About this exercise:
Answer these questions about the comments on wages below.
1. In comment 6, what work did the writer do in Phoenix in the mid 1950s, and at what pay?
2. According to comment 7, what hourly wage are some of the workers being raised to?
3. In comment 8, who does the writer say are paid ridiculous amounts?

Provided passage:

  5. JWAP…did you come here from Greece? Your theory sounds eerily familiar. Take from the producers? It sounds like reverse slavery. Has your government already capped freebies?

  6. Income equality is so much BS. You are paid according to your contribution to your employer or society. No one deserves more than they give in return.

    All of us start life with a level of intelligence and develop a set of skills as we grow. Most at the bottom are the victims of their own bad choices or they were too lazy to work 15 -18 hours a day and attend school (I did for years to get a degree; washing cars in Phoenix for 25 cents an hour in the mid 1950s, among many other things).

    Natural selection will remove these types from the gene pool if our government forces a work-for -welfare system. Personal responsibility is the answer, not artificially forced high wages or forever welfare.

  7. Key word is raising SOME of the workers to $15 and hour. What do they do that is worth more than others?

  8. If you think everyone in this country is paid what they’re due you’re a damn fool. Hey let’s keep paying CEOs and useless celebrities ridiculous amounts while the people doing the grunt work scrape by.

  9. Did it ever occur to any of you incredibly mean spirited folks that without workers consumption–i.e.we all need to be able to BUY things–the whole economic system caves in?production is for consumption and a handfull of people, even incredibly greedy ones,can’t consume enough to keep the system running.

  10. Oh and “what again” what makes you think that higher wage won’t be taxed?you are not the only taxpayer around you know! We are ALL taxpayers,some of us more generous than others obviously.

  11. I don’t see how this helps keep tuition down. I thought your concern was kids not being able to afford college and then being saddled with debt. Who is going to pay for this?

Records:
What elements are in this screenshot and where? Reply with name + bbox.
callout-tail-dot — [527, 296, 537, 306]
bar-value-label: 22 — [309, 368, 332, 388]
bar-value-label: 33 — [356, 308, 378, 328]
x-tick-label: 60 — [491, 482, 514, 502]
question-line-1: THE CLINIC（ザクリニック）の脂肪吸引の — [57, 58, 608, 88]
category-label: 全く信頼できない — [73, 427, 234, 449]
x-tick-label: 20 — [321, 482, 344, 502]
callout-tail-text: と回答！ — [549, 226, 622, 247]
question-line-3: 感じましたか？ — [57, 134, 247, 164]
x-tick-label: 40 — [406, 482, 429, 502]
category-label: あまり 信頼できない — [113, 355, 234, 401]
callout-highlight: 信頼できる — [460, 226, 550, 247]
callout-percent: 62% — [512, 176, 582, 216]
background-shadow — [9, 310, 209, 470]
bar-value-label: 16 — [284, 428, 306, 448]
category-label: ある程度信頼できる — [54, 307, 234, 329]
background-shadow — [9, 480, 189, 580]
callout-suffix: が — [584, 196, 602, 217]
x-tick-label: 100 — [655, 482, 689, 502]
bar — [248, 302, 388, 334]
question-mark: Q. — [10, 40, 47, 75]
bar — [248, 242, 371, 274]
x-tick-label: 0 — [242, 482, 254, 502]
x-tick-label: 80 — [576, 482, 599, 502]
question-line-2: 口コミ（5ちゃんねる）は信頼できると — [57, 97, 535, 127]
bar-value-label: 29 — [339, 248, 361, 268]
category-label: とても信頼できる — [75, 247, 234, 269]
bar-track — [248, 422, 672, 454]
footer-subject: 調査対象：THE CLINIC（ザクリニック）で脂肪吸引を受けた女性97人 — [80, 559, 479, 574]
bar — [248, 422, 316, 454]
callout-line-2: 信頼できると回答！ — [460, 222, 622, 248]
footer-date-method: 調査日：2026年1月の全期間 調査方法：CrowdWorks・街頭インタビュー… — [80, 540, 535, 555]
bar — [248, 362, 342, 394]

Response below:
1. Washing cars, for 25 cents an hour.
2. $15 an hour.
3. CEOs and useless celebrities.